* TEXTO PROPORCIONADO:
<<<<
Me parece adecuado, en este punto hablar de la morfología del programa de este blogg, es necesario individualizar algunos conceptos básico para comprender un poco mas de lo que se trata, a que apunta este taller de la Cocina del Ada y sobre todo, como todo, tentar de expresar un porque. Como en todas las cosas, sabiendo que hay un porque de las cosas mas o menos claro y otro invisible que no nos corresponde entender, sino por partes.
Lejos estamos de los pesos y medidas, de los kilos y calorías, de las formulas y propiedades, de lo propio de cada alimento, que a esta altura es cosa que ya todos mas o menos sabemos, sea por una cosa o la otra. No es cosa de esta Cocina el indicar el valor de esto y de lo otro, que para eso ya están los tantos y tantos programas y escritos sobre comida y salud, que se encargan de documentarnos, ampliarnos, ilustrarnos y hasta confundirnos con tanta información sobre lo bueno y lo malo, lo peor y lo mejor de una cosa y la otra. No, la cocina del Ada surge por y para otras cosas que aunque no resulten de entrada muy claras o suficientes, seguramente, de seguirle la pista se irán haciendo mas visibles. Todo es cuestión de seguir adelante, como en todo.
>>>>
* TAREAS A REALIZAR:
a: Responde según el texto sobre la Cocina del Ada:
(i) ¿De qué le parece adecuado hablar en este punto a quien escribe?
(ii) ¿De qué cosas dice el texto que "Lejos estamos"?
(iii) ¿De qué se encargan los programas y escritos sobre comida y salud?
b: Reproduce el fragmento del texto sobre la Cocina del Ada que empieza con "Lejos estamos de" y sigue hasta "como en todo.".

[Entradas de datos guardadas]
<<<<
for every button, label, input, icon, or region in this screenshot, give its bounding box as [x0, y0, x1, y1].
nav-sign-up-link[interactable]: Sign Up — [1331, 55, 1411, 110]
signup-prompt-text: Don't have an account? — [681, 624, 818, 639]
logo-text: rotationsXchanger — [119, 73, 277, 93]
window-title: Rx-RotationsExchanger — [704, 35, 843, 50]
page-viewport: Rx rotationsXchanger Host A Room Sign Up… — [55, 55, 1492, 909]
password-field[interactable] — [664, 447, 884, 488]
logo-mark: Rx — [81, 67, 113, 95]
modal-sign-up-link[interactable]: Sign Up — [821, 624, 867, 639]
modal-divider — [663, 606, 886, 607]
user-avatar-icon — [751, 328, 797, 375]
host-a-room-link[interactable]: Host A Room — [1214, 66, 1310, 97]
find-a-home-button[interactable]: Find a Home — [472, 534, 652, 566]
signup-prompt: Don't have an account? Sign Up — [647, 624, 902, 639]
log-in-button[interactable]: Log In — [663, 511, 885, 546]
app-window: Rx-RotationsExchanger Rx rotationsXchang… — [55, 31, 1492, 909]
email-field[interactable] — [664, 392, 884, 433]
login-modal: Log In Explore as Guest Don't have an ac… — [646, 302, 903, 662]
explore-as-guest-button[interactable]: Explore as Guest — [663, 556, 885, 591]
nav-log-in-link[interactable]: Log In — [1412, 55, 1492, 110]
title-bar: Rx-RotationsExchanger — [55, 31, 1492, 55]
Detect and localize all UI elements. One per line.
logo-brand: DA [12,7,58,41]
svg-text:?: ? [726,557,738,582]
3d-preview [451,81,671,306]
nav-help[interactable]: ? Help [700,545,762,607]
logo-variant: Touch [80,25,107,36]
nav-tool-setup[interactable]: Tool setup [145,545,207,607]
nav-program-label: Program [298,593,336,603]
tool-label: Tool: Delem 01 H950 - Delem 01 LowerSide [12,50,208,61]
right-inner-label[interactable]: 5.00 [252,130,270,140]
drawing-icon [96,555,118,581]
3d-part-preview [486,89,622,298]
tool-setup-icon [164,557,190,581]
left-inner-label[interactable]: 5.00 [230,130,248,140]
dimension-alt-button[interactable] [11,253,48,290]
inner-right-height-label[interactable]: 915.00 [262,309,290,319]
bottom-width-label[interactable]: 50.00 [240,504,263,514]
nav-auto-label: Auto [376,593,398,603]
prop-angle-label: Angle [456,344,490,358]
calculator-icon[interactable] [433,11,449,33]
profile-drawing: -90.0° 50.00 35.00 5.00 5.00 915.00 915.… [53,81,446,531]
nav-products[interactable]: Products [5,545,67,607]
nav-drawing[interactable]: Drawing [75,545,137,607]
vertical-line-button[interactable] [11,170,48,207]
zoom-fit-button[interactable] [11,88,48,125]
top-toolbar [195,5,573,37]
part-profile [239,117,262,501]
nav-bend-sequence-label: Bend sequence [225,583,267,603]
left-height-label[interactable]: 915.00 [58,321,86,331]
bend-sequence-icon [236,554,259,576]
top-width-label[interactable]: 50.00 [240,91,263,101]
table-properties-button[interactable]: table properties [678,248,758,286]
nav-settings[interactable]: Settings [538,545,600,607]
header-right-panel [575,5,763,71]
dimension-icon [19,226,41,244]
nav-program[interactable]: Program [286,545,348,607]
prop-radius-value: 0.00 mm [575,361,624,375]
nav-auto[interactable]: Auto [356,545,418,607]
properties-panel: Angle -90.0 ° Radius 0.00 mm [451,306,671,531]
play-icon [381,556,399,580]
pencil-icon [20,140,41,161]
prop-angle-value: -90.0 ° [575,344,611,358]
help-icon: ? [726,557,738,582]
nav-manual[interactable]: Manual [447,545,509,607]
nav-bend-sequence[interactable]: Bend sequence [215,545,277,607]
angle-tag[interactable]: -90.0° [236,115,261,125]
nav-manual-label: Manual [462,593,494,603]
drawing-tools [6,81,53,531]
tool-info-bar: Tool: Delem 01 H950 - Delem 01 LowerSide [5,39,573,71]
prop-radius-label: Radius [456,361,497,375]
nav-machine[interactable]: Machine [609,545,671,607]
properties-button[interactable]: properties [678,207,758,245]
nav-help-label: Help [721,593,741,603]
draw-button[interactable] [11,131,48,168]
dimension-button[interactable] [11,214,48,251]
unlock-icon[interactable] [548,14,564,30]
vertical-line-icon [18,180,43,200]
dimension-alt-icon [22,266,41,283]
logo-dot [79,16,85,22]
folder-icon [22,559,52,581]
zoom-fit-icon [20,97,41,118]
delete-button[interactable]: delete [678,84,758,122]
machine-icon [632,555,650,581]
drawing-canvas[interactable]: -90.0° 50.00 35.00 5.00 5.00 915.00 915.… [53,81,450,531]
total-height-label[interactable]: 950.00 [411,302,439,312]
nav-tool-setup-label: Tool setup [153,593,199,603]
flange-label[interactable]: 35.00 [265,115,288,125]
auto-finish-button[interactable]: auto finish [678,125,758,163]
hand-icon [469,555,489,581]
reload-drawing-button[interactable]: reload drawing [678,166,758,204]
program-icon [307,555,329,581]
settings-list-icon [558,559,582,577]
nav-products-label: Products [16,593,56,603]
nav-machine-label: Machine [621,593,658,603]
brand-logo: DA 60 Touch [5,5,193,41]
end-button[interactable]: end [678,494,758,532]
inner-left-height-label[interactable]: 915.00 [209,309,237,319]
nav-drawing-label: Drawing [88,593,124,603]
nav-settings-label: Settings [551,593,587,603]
>>>>
* RESPUESTAS POR TAREA:
a:
(i) De la morfología del programa de este blogg.
(ii) De los pesos y medidas, de los kilos y calorías, de las formulas y propiedades, de lo propio de cada alimento.
(iii) De documentarnos, ampliarnos, ilustrarnos y hasta confundirnos con tanta información sobre lo bueno y lo malo, lo peor y lo mejor de una cosa y la otra.

b:
Lejos estamos de los pesos y medidas, de los kilos y calorías, de las formulas y propiedades, de lo propio de cada alimento, que a esta altura es cosa que ya todos mas o menos sabemos, sea por una cosa o la otra. No es cosa de esta Cocina el indicar el valor de esto y de lo otro, que para eso ya están los tantos y tantos programas y escritos sobre comida y salud, que se encargan de documentarnos, ampliarnos, ilustrarnos y hasta confundirnos con tanta información sobre lo bueno y lo malo, lo peor y lo mejor de una cosa y la otra. No, la cocina del Ada surge por y para otras cosas que aunque no resulten de entrada muy claras o suficientes, seguramente, de seguirle la pista se irán haciendo mas visibles. Todo es cuestión de seguir adelante, como en todo.